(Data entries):
======
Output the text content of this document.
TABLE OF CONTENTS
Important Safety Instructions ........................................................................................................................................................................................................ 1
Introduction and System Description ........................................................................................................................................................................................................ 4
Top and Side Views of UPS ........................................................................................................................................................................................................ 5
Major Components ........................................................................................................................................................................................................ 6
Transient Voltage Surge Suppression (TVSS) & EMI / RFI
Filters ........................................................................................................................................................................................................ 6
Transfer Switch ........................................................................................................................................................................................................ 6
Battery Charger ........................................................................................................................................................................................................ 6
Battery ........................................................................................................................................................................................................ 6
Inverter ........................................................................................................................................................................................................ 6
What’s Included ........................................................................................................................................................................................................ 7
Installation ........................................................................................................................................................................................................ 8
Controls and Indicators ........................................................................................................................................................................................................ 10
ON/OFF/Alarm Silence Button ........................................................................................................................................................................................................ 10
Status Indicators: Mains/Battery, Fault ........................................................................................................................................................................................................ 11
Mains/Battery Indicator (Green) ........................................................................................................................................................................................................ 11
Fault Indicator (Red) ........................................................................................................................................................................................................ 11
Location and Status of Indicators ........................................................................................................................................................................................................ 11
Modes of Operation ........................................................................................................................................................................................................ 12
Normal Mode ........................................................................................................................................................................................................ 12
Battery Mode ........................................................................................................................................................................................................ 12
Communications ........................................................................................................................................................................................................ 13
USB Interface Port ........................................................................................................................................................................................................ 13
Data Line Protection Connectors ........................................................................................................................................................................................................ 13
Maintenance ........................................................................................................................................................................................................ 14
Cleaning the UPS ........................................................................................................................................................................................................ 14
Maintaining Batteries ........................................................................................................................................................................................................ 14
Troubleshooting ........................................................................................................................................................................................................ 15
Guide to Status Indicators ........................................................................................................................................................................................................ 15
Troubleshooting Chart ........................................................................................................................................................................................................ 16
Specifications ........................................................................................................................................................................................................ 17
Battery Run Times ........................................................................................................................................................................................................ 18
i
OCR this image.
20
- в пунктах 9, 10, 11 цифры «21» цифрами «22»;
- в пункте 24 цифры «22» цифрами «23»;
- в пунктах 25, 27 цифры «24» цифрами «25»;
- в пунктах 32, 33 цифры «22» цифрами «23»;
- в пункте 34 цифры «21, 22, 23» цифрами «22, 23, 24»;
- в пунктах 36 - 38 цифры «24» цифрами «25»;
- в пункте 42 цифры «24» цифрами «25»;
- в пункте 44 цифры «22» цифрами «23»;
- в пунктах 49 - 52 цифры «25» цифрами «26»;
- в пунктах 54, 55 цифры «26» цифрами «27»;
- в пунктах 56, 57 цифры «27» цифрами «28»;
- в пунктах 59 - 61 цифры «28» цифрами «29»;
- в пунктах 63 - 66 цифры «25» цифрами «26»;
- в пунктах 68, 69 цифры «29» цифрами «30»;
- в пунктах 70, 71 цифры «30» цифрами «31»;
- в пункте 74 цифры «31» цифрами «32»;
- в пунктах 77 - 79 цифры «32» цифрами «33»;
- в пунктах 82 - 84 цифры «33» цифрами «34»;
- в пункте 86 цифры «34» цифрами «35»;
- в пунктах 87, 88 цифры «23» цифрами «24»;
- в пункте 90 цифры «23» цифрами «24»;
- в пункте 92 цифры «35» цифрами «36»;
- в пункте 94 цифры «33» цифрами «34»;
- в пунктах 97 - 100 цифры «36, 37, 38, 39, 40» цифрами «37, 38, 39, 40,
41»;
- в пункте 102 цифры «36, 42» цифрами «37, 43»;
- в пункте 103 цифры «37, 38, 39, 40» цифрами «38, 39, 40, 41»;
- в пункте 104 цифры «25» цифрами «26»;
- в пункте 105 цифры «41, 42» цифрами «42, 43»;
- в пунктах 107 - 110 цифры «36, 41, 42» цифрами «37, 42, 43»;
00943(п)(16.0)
======
(Exercise aim):
Reproduce the material above without altering a single character.

(Solution to this problem):
Output the text content of this document.
TABLE OF CONTENTS
Important Safety Instructions ........................................................................................................................................................................................................ 1
Introduction and System Description ........................................................................................................................................................................................................ 4
Top and Side Views of UPS ........................................................................................................................................................................................................ 5
Major Components ........................................................................................................................................................................................................ 6
Transient Voltage Surge Suppression (TVSS) & EMI / RFI
Filters ........................................................................................................................................................................................................ 6
Transfer Switch ........................................................................................................................................................................................................ 6
Battery Charger ........................................................................................................................................................................................................ 6
Battery ........................................................................................................................................................................................................ 6
Inverter ........................................................................................................................................................................................................ 6
What’s Included ........................................................................................................................................................................................................ 7
Installation ........................................................................................................................................................................................................ 8
Controls and Indicators ........................................................................................................................................................................................................ 10
ON/OFF/Alarm Silence Button ........................................................................................................................................................................................................ 10
Status Indicators: Mains/Battery, Fault ........................................................................................................................................................................................................ 11
Mains/Battery Indicator (Green) ........................................................................................................................................................................................................ 11
Fault Indicator (Red) ........................................................................................................................................................................................................ 11
Location and Status of Indicators ........................................................................................................................................................................................................ 11
Modes of Operation ........................................................................................................................................................................................................ 12
Normal Mode ........................................................................................................................................................................................................ 12
Battery Mode ........................................................................................................................................................................................................ 12
Communications ........................................................................................................................................................................................................ 13
USB Interface Port ........................................................................................................................................................................................................ 13
Data Line Protection Connectors ........................................................................................................................................................................................................ 13
Maintenance ........................................................................................................................................................................................................ 14
Cleaning the UPS ........................................................................................................................................................................................................ 14
Maintaining Batteries ........................................................................................................................................................................................................ 14
Troubleshooting ........................................................................................................................................................................................................ 15
Guide to Status Indicators ........................................................................................................................................................................................................ 15
Troubleshooting Chart ........................................................................................................................................................................................................ 16
Specifications ........................................................................................................................................................................................................ 17
Battery Run Times ........................................................................................................................................................................................................ 18
i
OCR this image.
20
- в пунктах 9, 10, 11 цифры «21» цифрами «22»;
- в пункте 24 цифры «22» цифрами «23»;
- в пунктах 25, 27 цифры «24» цифрами «25»;
- в пунктах 32, 33 цифры «22» цифрами «23»;
- в пункте 34 цифры «21, 22, 23» цифрами «22, 23, 24»;
- в пунктах 36 - 38 цифры «24» цифрами «25»;
- в пункте 42 цифры «24» цифрами «25»;
- в пункте 44 цифры «22» цифрами «23»;
- в пунктах 49 - 52 цифры «25» цифрами «26»;
- в пунктах 54, 55 цифры «26» цифрами «27»;
- в пунктах 56, 57 цифры «27» цифрами «28»;
- в пунктах 59 - 61 цифры «28» цифрами «29»;
- в пунктах 63 - 66 цифры «25» цифрами «26»;
- в пунктах 68, 69 цифры «29» цифрами «30»;
- в пунктах 70, 71 цифры «30» цифрами «31»;
- в пункте 74 цифры «31» цифрами «32»;
- в пунктах 77 - 79 цифры «32» цифрами «33»;
- в пунктах 82 - 84 цифры «33» цифрами «34»;
- в пункте 86 цифры «34» цифрами «35»;
- в пунктах 87, 88 цифры «23» цифрами «24»;
- в пункте 90 цифры «23» цифрами «24»;
- в пункте 92 цифры «35» цифрами «36»;
- в пункте 94 цифры «33» цифрами «34»;
- в пунктах 97 - 100 цифры «36, 37, 38, 39, 40» цифрами «37, 38, 39, 40,
41»;
- в пункте 102 цифры «36, 42» цифрами «37, 43»;
- в пункте 103 цифры «37, 38, 39, 40» цифрами «38, 39, 40, 41»;
- в пункте 104 цифры «25» цифрами «26»;
- в пункте 105 цифры «41, 42» цифрами «42, 43»;
- в пунктах 107 - 110 цифры «36, 41, 42» цифрами «37, 42, 43»;
00943(п)(16.0)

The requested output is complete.